● Dataset records:
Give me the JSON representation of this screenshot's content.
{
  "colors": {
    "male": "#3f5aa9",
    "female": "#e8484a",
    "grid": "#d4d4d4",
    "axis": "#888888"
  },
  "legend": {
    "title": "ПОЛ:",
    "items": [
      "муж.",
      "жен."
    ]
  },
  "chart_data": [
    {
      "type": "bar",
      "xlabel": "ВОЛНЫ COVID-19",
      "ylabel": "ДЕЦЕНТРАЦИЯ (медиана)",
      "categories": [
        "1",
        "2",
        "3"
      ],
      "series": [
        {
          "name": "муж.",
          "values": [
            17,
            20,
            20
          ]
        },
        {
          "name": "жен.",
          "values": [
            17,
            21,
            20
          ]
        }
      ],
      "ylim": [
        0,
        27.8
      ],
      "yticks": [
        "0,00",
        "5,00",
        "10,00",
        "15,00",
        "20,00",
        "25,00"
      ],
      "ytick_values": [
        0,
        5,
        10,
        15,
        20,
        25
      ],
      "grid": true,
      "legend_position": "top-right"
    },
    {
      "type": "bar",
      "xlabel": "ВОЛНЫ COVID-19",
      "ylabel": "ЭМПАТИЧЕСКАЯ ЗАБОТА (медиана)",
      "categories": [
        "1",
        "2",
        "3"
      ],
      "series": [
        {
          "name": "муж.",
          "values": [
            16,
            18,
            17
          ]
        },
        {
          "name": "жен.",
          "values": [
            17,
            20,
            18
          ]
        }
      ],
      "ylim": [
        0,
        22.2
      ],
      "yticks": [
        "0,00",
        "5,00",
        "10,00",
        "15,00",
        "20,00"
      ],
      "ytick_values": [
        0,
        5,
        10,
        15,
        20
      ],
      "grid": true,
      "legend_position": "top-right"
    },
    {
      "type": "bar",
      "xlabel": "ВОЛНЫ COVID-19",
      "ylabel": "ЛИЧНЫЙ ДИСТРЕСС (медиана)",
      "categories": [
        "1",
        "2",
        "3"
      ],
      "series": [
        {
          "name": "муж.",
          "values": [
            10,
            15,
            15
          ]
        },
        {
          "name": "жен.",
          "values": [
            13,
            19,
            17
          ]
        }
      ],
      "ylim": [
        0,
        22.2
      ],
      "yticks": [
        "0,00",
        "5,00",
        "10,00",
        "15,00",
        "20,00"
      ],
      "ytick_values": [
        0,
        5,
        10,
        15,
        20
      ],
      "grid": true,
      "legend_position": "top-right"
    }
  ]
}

● Work instructions:
Write out the full set of records exactly as given.

● Complete response:
Give me the JSON representation of this screenshot's content.
{
  "colors": {
    "male": "#3f5aa9",
    "female": "#e8484a",
    "grid": "#d4d4d4",
    "axis": "#888888"
  },
  "legend": {
    "title": "ПОЛ:",
    "items": [
      "муж.",
      "жен."
    ]
  },
  "chart_data": [
    {
      "type": "bar",
      "xlabel": "ВОЛНЫ COVID-19",
      "ylabel": "ДЕЦЕНТРАЦИЯ (медиана)",
      "categories": [
        "1",
        "2",
        "3"
      ],
      "series": [
        {
          "name": "муж.",
          "values": [
            17,
            20,
            20
          ]
        },
        {
          "name": "жен.",
          "values": [
            17,
            21,
            20
          ]
        }
      ],
      "ylim": [
        0,
        27.8
      ],
      "yticks": [
        "0,00",
        "5,00",
        "10,00",
        "15,00",
        "20,00",
        "25,00"
      ],
      "ytick_values": [
        0,
        5,
        10,
        15,
        20,
        25
      ],
      "grid": true,
      "legend_position": "top-right"
    },
    {
      "type": "bar",
      "xlabel": "ВОЛНЫ COVID-19",
      "ylabel": "ЭМПАТИЧЕСКАЯ ЗАБОТА (медиана)",
      "categories": [
        "1",
        "2",
        "3"
      ],
      "series": [
        {
          "name": "муж.",
          "values": [
            16,
            18,
            17
          ]
        },
        {
          "name": "жен.",
          "values": [
            17,
            20,
            18
          ]
        }
      ],
      "ylim": [
        0,
        22.2
      ],
      "yticks": [
        "0,00",
        "5,00",
        "10,00",
        "15,00",
        "20,00"
      ],
      "ytick_values": [
        0,
        5,
        10,
        15,
        20
      ],
      "grid": true,
      "legend_position": "top-right"
    },
    {
      "type": "bar",
      "xlabel": "ВОЛНЫ COVID-19",
      "ylabel": "ЛИЧНЫЙ ДИСТРЕСС (медиана)",
      "categories": [
        "1",
        "2",
        "3"
      ],
      "series": [
        {
          "name": "муж.",
          "values": [
            10,
            15,
            15
          ]
        },
        {
          "name": "жен.",
          "values": [
            13,
            19,
            17
          ]
        }
      ],
      "ylim": [
        0,
        22.2
      ],
      "yticks": [
        "0,00",
        "5,00",
        "10,00",
        "15,00",
        "20,00"
      ],
      "ytick_values": [
        0,
        5,
        10,
        15,
        20
      ],
      "grid": true,
      "legend_position": "top-right"
    }
  ]
}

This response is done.